**PROBLEM DESCRIPTION**
Set all the material down again unchanged, without the pictures.

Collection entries
↓↓↓

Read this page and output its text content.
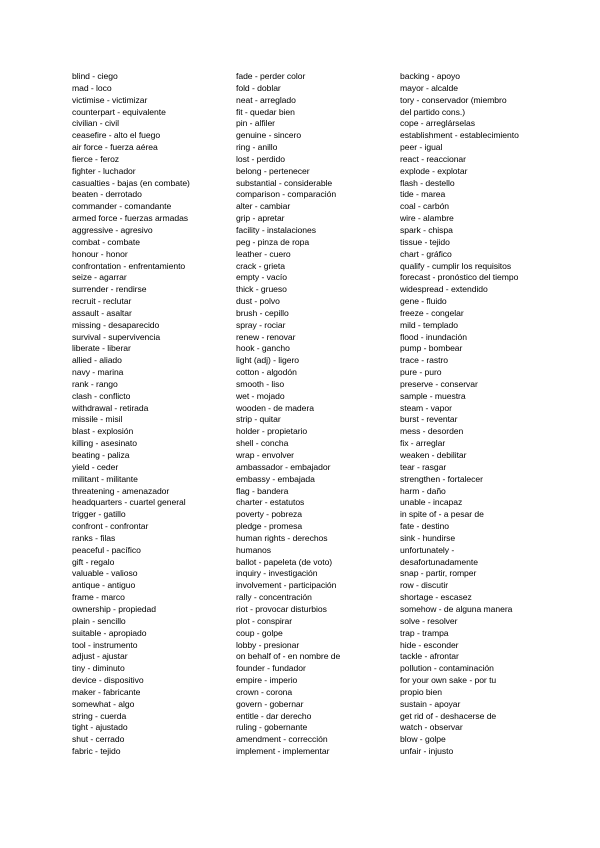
blind - ciego
mad - loco
victimise - victimizar
counterpart - equivalente
civilian - civil
ceasefire - alto el fuego
air force - fuerza aérea
fierce - feroz
fighter - luchador
casualties - bajas (en combate)
beaten - derrotado
commander - comandante
armed force - fuerzas armadas
aggressive - agresivo
combat - combate
honour - honor
confrontation - enfrentamiento
seize - agarrar
surrender - rendirse
recruit - reclutar
assault - asaltar
missing - desaparecido
survival - supervivencia
liberate - liberar
allied - aliado
navy - marina
rank - rango
clash - conflicto
withdrawal - retirada
missile - misil
blast - explosión
killing - asesinato
beating - paliza
yield - ceder
militant - militante
threatening - amenazador
headquarters - cuartel general
trigger - gatillo
confront - confrontar
ranks - filas
peaceful - pacífico
gift - regalo
valuable - valioso
antique - antiguo
frame - marco
ownership - propiedad
plain - sencillo
suitable - apropiado
tool - instrumento
adjust - ajustar
tiny - diminuto
device - dispositivo
maker - fabricante
somewhat - algo
string - cuerda
tight - ajustado
shut - cerrado
fabric - tejido
fade - perder color
fold - doblar
neat - arreglado
fit - quedar bien
pin - alfiler
genuine - sincero
ring - anillo
lost - perdido
belong - pertenecer
substantial - considerable
comparison - comparación
alter - cambiar
grip - apretar
facility - instalaciones
peg - pinza de ropa
leather - cuero
crack - grieta
empty - vacío
thick - grueso
dust - polvo
brush - cepillo
spray - rociar
renew - renovar
hook - gancho
light (adj) - ligero
cotton - algodón
smooth - liso
wet - mojado
wooden - de madera
strip - quitar
holder - propietario
shell - concha
wrap - envolver
ambassador - embajador
embassy - embajada
flag - bandera
charter - estatutos
poverty - pobreza
pledge - promesa
human rights - derechos
humanos
ballot - papeleta (de voto)
inquiry - investigación
involvement - participación
rally - concentración
riot - provocar disturbios
plot - conspirar
coup - golpe
lobby - presionar
on behalf of - en nombre de
founder - fundador
empire - imperio
crown - corona
govern - gobernar
entitle - dar derecho
ruling - gobernante
amendment - corrección
implement - implementar
backing - apoyo
mayor - alcalde
tory - conservador (miembro
del partido cons.)
cope - arreglárselas
establishment - establecimiento
peer - igual
react - reaccionar
explode - explotar
flash - destello
tide - marea
coal - carbón
wire - alambre
spark - chispa
tissue - tejido
chart - gráfico
qualify - cumplir los requisitos
forecast - pronóstico del tiempo
widespread - extendido
gene - fluido
freeze - congelar
mild - templado
flood - inundación
pump - bombear
trace - rastro
pure - puro
preserve - conservar
sample - muestra
steam - vapor
burst - reventar
mess - desorden
fix - arreglar
weaken - debilitar
tear - rasgar
strengthen - fortalecer
harm - daño
unable - incapaz
in spite of - a pesar de
fate - destino
sink - hundirse
unfortunately -
desafortunadamente
snap - partir, romper
row - discutir
shortage - escasez
somehow - de alguna manera
solve - resolver
trap - trampa
hide - esconder
tackle - afrontar
pollution - contaminación
for your own sake - por tu
propio bien
sustain - apoyar
get rid of - deshacerse de
watch - observar
blow - golpe
unfair - injusto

↑↑↑

**SOLUTION TO THIS PROBLEM**
Read this page and output its text content.
blind - ciego
mad - loco
victimise - victimizar
counterpart - equivalente
civilian - civil
ceasefire - alto el fuego
air force - fuerza aérea
fierce - feroz
fighter - luchador
casualties - bajas (en combate)
beaten - derrotado
commander - comandante
armed force - fuerzas armadas
aggressive - agresivo
combat - combate
honour - honor
confrontation - enfrentamiento
seize - agarrar
surrender - rendirse
recruit - reclutar
assault - asaltar
missing - desaparecido
survival - supervivencia
liberate - liberar
allied - aliado
navy - marina
rank - rango
clash - conflicto
withdrawal - retirada
missile - misil
blast - explosión
killing - asesinato
beating - paliza
yield - ceder
militant - militante
threatening - amenazador
headquarters - cuartel general
trigger - gatillo
confront - confrontar
ranks - filas
peaceful - pacífico
gift - regalo
valuable - valioso
antique - antiguo
frame - marco
ownership - propiedad
plain - sencillo
suitable - apropiado
tool - instrumento
adjust - ajustar
tiny - diminuto
device - dispositivo
maker - fabricante
somewhat - algo
string - cuerda
tight - ajustado
shut - cerrado
fabric - tejido
fade - perder color
fold - doblar
neat - arreglado
fit - quedar bien
pin - alfiler
genuine - sincero
ring - anillo
lost - perdido
belong - pertenecer
substantial - considerable
comparison - comparación
alter - cambiar
grip - apretar
facility - instalaciones
peg - pinza de ropa
leather - cuero
crack - grieta
empty - vacío
thick - grueso
dust - polvo
brush - cepillo
spray - rociar
renew - renovar
hook - gancho
light (adj) - ligero
cotton - algodón
smooth - liso
wet - mojado
wooden - de madera
strip - quitar
holder - propietario
shell - concha
wrap - envolver
ambassador - embajador
embassy - embajada
flag - bandera
charter - estatutos
poverty - pobreza
pledge - promesa
human rights - derechos
humanos
ballot - papeleta (de voto)
inquiry - investigación
involvement - participación
rally - concentración
riot - provocar disturbios
plot - conspirar
coup - golpe
lobby - presionar
on behalf of - en nombre de
founder - fundador
empire - imperio
crown - corona
govern - gobernar
entitle - dar derecho
ruling - gobernante
amendment - corrección
implement - implementar
backing - apoyo
mayor - alcalde
tory - conservador (miembro
del partido cons.)
cope - arreglárselas
establishment - establecimiento
peer - igual
react - reaccionar
explode - explotar
flash - destello
tide - marea
coal - carbón
wire - alambre
spark - chispa
tissue - tejido
chart - gráfico
qualify - cumplir los requisitos
forecast - pronóstico del tiempo
widespread - extendido
gene - fluido
freeze - congelar
mild - templado
flood - inundación
pump - bombear
trace - rastro
pure - puro
preserve - conservar
sample - muestra
steam - vapor
burst - reventar
mess - desorden
fix - arreglar
weaken - debilitar
tear - rasgar
strengthen - fortalecer
harm - daño
unable - incapaz
in spite of - a pesar de
fate - destino
sink - hundirse
unfortunately -
desafortunadamente
snap - partir, romper
row - discutir
shortage - escasez
somehow - de alguna manera
solve - resolver
trap - trampa
hide - esconder
tackle - afrontar
pollution - contaminación
for your own sake - por tu
propio bien
sustain - apoyar
get rid of - deshacerse de
watch - observar
blow - golpe
unfair - injusto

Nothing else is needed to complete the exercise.